For most of my adult existence I was the ultimate party girl. Life without booze and parties and wild nights was impossible for me to imagine. After all, alcohol was incredibly effective at (temporarily) alleviating pesky inhibitions, painful self-consciousness and paralyzing depression.
For me, binge drinking created a vicious cycle of crazy times followed by miserable self-loathing. There were endless humiliations and countless drunken escapades. I said over and over again that I'd cut back, quit drinking, get a grip on my behavior — to no avail for many years.
But one day I woke up. As I started adopting a healthier lifestyle and practicing self-care, alcohol just didn't appeal to me anymore. So I stopped drinking. Seven months later, here's what I've learned:
1. I didn’t like the person drinking made me.
That person wasn't really me. Pretty much every bad, stupid or ill-intentioned thing I’d ever done was attributable to alcohol. Not that I'm absolving myself of responsibility — I made the choice to drink. But that girl wasn't the real me.
2. I’m pretty amazing without the influence of alcohol.
Admittedly, there was an initial adjustment period. Parties felt slightly awkward without any social lubricants; everyone was happily buzzed and I was stone cold sober. Without booze, I felt boring. I used to think a couple drinks induced a better version of me. But without the alcohol as a crutch, I'm permanently that better version of me, and this is a form of self-esteem that never wears off.
3. My idea of fun has evolved.

Provided material:
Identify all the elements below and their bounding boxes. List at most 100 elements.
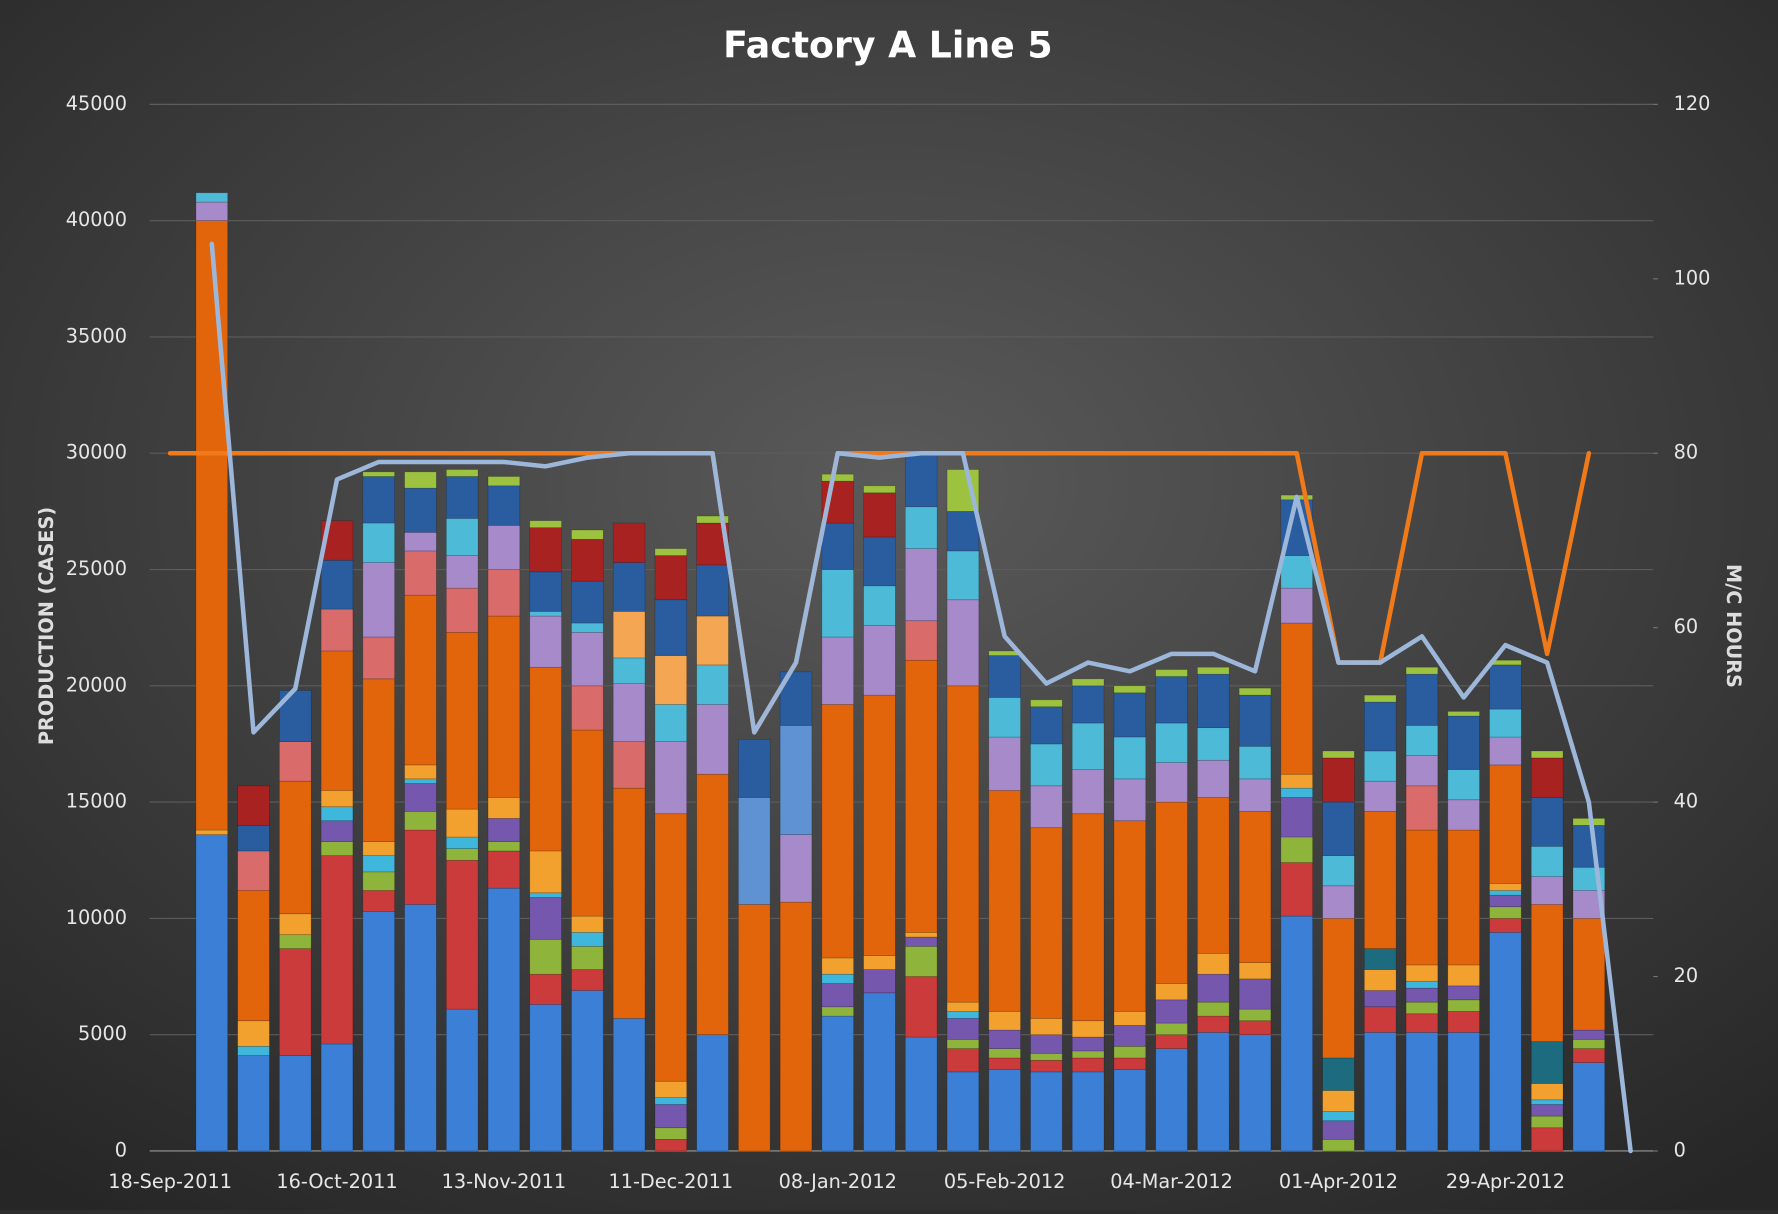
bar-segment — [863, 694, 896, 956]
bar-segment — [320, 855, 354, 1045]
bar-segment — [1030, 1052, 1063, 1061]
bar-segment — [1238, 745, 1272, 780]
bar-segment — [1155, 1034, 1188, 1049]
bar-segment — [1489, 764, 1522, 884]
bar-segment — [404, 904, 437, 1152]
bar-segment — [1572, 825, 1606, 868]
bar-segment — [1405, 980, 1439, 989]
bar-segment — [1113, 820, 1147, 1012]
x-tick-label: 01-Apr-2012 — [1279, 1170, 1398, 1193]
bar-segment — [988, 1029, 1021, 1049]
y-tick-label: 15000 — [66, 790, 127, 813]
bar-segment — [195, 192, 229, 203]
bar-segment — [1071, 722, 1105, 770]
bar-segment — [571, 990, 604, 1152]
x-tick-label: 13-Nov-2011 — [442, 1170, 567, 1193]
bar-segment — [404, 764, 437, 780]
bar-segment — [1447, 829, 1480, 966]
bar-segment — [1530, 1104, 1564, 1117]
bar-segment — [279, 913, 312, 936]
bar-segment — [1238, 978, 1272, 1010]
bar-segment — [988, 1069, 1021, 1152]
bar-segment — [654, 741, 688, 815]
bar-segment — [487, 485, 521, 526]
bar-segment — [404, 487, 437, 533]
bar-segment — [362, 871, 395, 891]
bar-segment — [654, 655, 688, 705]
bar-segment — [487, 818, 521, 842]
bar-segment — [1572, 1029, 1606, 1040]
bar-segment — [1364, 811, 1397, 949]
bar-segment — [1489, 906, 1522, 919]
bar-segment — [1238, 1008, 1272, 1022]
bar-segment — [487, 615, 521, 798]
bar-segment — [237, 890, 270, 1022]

Problems to solve:
1. Shorten the paragraph of the essay about quitting drinking that begins "For me, binge drinking created" into a bulleted list that keeps its main facts.
2. Write the next part of the essay about quitting drinking, starting after its final line.
The rows have nothing to do with the essay about quitting drinking.

Outputs in order:
1.
- Binge drinking caused a vicious cycle: crazy times followed by miserable self-loathing.
- It led to endless humiliations and countless drunken escapades.
- Repeated promises to cut back or quit failed for many years.

2.
Some things just aren't as enjoyable when you stop drinking — like tailgates and bar crawls where everyone else is totally hammered. But as parties and bars started appealing to me less, other things started appealing to me more. I discovered that healthy pursuits like art, outdoor recreation and volunteer work brought me a sense of lasting joy that was a million times more satisfying than the beer-induced kind.
4. It's gotten easier over time.
Committing to a lifetime without alcohol used to seem boring and impossible. After all, booze is everywhere and it livens everything up. But as time went on, it got easier and easier. I became comfortable in any given situation, no drinks necessary. And I can't describe how good it feels to know I won't do or say or instigate anything stupid.
5. I feel better across the board.
Ditching drinking is one of many changes I've made to my lifestyle, but all together they've effectively healed me from a depression that lingered for more than a decade. Alcohol contributed negatively to my mental health (hello, it's a depressant!) in ways I didn't even realize. Undoubtedly, abstaining from alcohol was a key factor in my healing process, and I'm an entirely different person these days.
6. No alcohol means less anxiety.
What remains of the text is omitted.